Data entries »
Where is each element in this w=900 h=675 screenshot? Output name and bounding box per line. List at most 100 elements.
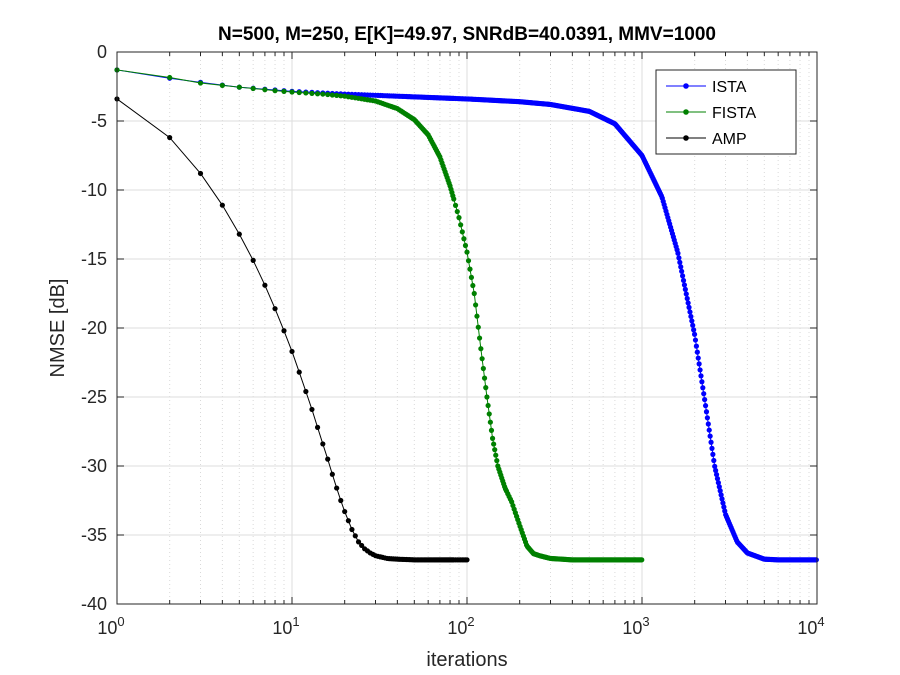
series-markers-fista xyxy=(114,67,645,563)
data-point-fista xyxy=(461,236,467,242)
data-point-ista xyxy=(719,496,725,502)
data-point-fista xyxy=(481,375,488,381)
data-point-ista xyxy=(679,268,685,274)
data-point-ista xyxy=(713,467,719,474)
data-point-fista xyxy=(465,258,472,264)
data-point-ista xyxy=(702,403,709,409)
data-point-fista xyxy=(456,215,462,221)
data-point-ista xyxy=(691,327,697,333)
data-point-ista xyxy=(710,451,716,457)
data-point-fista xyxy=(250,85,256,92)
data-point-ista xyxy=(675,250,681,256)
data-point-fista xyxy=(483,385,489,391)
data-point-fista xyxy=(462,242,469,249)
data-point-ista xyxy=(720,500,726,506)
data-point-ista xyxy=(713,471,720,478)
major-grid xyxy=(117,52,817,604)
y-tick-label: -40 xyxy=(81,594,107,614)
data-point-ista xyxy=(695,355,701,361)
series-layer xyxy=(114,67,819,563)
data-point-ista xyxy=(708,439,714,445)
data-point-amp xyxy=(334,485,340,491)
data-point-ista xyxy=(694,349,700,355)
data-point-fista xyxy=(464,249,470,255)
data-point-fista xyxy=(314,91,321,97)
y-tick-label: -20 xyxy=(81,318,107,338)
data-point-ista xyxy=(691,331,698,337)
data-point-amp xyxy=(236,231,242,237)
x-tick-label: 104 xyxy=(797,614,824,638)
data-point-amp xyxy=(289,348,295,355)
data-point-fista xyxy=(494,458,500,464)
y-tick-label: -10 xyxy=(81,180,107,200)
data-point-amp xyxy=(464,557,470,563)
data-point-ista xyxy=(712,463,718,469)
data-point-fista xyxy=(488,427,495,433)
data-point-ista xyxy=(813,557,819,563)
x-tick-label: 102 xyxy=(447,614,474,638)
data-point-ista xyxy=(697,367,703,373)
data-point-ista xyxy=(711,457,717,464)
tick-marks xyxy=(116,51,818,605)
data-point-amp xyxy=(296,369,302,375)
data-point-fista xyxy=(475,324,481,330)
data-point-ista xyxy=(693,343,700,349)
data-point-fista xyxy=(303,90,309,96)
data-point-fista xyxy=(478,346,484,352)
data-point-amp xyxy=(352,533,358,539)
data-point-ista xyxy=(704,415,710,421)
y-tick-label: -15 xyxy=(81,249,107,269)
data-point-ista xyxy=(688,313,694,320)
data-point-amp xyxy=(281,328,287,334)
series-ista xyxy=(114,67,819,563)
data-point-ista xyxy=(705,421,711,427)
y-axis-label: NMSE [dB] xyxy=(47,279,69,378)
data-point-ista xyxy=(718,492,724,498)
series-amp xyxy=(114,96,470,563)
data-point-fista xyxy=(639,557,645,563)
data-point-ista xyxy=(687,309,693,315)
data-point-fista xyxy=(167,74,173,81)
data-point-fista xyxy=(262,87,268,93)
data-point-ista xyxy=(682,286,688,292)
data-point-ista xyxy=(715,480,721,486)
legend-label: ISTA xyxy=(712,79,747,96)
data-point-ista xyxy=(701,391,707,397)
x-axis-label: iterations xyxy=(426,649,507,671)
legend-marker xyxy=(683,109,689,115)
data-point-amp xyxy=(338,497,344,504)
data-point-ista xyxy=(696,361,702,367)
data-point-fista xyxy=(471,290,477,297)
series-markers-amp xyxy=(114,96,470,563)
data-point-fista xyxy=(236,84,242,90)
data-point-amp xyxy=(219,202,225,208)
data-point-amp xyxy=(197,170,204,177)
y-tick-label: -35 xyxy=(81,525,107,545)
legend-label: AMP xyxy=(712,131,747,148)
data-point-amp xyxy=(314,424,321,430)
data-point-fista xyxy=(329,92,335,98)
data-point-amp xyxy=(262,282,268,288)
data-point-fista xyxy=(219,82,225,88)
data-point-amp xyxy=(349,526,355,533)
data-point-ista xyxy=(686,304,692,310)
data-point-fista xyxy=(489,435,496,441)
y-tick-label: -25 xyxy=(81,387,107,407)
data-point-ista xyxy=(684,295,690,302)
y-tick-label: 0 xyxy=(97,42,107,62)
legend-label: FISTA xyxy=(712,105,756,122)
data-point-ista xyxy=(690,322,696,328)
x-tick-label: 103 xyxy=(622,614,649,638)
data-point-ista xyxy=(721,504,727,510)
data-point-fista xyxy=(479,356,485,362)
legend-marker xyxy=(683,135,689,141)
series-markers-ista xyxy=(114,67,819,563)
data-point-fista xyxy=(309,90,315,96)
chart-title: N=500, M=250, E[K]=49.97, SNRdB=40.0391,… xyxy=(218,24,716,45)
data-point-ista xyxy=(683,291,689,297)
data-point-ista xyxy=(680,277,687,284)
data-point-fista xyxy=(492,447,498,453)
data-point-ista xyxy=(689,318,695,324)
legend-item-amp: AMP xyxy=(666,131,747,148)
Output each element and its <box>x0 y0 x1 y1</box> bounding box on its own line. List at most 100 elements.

What the exercise asks »
How many lines in the material above contain the string "legend" with the same capitalization? Reply with only the number.

Response to this exercise »
6